**Complete the following:**
• 1. Set down, word for word, the passage of the June travel overview starting with "June opens the" and going on through "damp, not cold.".
• 2. In the June travel overview, which months does ATV run?
• 3. Write what comes next in the June travel overview, picking up after its final sentence.

**Selected extract:**
>> Begin

June opens the midnight-sun season properly. At around +3°C the sun never sets, the fjords are open, and the focus is firmly on water and wildlife: boats, walrus, seabird colonies, hiking, and expedition cruises. The verdict: a strong early-summer month with fewer crowds than peak July — no snow trips, no aurora.
The seabird cliffs are at their loudest now, and the long, even daylight lets trips run at any hour. It is cool rather than warm, so the gear is about wind and damp, not cold.
Light & weather
| Avg temp | Daylight | Season |
|---|---|---|
| +3°C | 24-hour daylight (midnight sun) | Midnight Sun |
The midnight sun is in full effect, so there is no night and no aurora. Bring an eye mask — the constant light takes most people a day or two to adjust to. The cool, damp conditions mean a waterproof shell and warm mid-layer matter more than anything heavy; sea spray and wind on a boat are the main chill, not the air temperature itself.
What’s running this month
June is a full summer programme. Boat trips and walrus watching (May–Oct) are running, and expedition cruises (May–Sep) ramp up north along the coasts and ice edge. Hiking (May–Sep) is open on the snow-free tundra, and ATV (Jun–Sep) starts this month. Wildlife is at its most active — seabird colonies, reindeer, and Arctic fox. Snowmobile, husky, and ice caves are all closed for the season, and aurora is impossible under the midnight sun.

>> End

**Given information:**
>> Begin

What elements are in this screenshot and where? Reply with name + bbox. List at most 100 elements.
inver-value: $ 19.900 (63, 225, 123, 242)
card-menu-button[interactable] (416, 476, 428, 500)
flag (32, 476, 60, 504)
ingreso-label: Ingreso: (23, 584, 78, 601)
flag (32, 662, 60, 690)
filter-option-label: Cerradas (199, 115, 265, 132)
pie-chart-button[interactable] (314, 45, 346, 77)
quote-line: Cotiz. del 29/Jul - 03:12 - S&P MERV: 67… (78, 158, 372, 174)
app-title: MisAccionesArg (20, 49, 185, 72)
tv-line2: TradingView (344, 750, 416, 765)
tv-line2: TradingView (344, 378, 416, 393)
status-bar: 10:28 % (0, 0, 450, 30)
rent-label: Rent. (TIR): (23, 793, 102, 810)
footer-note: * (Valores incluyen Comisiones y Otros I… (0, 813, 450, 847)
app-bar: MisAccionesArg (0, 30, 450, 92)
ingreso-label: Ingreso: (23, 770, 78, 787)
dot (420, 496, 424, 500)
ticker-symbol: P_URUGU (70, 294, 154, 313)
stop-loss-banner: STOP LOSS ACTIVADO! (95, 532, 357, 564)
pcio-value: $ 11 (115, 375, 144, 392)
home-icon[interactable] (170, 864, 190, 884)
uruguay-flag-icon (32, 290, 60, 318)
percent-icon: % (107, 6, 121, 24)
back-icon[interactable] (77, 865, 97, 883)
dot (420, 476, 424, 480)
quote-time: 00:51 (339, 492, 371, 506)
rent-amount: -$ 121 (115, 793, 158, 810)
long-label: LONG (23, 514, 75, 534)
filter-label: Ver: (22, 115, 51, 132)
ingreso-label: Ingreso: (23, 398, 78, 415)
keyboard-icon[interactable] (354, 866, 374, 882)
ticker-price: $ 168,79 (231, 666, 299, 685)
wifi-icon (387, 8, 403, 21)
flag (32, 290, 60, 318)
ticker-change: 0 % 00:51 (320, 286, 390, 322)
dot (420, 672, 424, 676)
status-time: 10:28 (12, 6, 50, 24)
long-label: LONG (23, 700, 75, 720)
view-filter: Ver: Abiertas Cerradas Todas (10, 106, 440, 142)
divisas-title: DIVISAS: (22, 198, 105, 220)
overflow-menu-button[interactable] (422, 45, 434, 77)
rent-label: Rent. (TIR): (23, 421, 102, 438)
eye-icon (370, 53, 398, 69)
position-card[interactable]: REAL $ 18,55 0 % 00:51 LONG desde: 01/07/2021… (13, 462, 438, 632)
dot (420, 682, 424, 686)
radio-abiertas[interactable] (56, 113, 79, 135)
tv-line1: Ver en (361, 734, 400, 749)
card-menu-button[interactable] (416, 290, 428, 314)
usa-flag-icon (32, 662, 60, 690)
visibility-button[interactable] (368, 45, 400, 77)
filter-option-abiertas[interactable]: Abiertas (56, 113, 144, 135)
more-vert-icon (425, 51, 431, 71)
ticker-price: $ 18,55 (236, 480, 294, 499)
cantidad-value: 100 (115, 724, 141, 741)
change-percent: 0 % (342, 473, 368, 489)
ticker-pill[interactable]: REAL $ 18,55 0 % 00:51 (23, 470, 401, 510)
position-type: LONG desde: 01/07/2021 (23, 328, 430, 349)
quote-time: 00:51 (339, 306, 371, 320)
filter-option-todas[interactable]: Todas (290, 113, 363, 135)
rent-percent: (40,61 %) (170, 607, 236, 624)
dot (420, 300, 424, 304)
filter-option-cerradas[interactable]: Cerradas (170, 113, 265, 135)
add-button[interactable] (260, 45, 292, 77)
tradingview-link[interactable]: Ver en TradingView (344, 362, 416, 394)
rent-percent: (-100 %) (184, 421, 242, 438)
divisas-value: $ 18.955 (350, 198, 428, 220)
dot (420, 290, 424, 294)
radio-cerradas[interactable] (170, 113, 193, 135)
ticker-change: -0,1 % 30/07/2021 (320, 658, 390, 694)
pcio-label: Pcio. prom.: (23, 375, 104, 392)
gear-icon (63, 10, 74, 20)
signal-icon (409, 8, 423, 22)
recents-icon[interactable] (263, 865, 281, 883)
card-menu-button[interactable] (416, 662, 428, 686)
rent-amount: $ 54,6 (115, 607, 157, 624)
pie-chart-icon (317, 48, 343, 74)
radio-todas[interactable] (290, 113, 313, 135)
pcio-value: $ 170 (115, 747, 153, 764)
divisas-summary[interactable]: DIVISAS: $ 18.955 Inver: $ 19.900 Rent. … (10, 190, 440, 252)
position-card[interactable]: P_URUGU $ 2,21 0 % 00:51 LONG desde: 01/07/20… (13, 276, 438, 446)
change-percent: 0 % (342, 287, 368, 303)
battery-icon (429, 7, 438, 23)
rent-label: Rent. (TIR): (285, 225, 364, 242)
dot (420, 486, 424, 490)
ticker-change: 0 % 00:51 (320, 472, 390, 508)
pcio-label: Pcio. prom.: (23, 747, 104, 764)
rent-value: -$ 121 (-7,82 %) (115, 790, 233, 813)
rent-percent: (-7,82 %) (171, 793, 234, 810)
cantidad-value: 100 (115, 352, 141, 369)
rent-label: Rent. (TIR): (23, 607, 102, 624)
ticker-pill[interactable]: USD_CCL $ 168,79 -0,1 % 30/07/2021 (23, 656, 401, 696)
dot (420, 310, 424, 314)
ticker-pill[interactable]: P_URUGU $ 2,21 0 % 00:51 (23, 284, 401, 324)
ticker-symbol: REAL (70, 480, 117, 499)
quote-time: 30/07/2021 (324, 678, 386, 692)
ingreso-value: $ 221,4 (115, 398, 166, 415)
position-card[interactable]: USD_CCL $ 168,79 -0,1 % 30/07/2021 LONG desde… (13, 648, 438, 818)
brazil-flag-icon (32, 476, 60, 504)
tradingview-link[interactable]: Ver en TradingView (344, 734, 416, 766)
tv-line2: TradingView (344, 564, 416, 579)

>> End

**Answer set:**
• 1.
June opens the midnight-sun season properly. At around +3°C the sun never sets, the fjords are open, and the focus is firmly on water and wildlife: boats, walrus, seabird colonies, hiking, and expedition cruises. The verdict: a strong early-summer month with fewer crowds than peak July — no snow trips, no aurora.
The seabird cliffs are at their loudest now, and the long, even daylight lets trips run at any hour. It is cool rather than warm, so the gear is about wind and damp, not cold.

• 2. ATV runs from June through September.

• 3.
The seabird timing is the case for June specifically. Cliffs like those around the fjords fill with nesting guillemots, kittiwakes, and little auks early in the summer, and the colonies are at their loudest and most crowded now before chicks fledge later in the season. Boat trips reach glacier fronts and walrus haul-outs that were locked behind ice only weeks earlier, and because cruise schedules are still filling up, June often has better availability than the July–August peak.
Should you come in June?
Come in June if you want the wildlife and boat season at full strength but ahead of the busiest weeks. It suits travellers who want active seabird colonies, the first big cruise departures, and quieter conditions than July and August bring.
Pick a different month if you want the warmest weather — July is a few degrees milder and the warmest of the year, with the widest activity choice. For snow activities like snowmobile and husky, you need winter: see April, which pairs deep snow with very long daylight. For aurora, come in the dark season — January gives the most dark hours, since the midnight sun makes the lights impossible in June.
Quick answers
- Can you see polar bears in June in Svalbard?
- Possibly, mainly from expedition cruises along the ice edge and remote coasts — never guaranteed. Land-based trips in June focus on walrus, reindeer, Arctic fox, and seabird colonies.
- Is June a good time to visit Svalbard?
- Yes — it is a strong early-summer month. You get full midnight sun, open fjords, busy seabird colonies, and boat and cruise access, with fewer crowds than July and August.
- How warm is Svalbard in June?
- Around +3°C — cool, not warm. You dress for wind and damp rather than heat, but it is comfortable for boats and hiking.
- Is there snow in Svalbard in June?
- Snow lingers on the high ground, but the snow-trip season (snowmobile, husky) is over. June is a boats-and-hiking month.
Updated 6 June 2026.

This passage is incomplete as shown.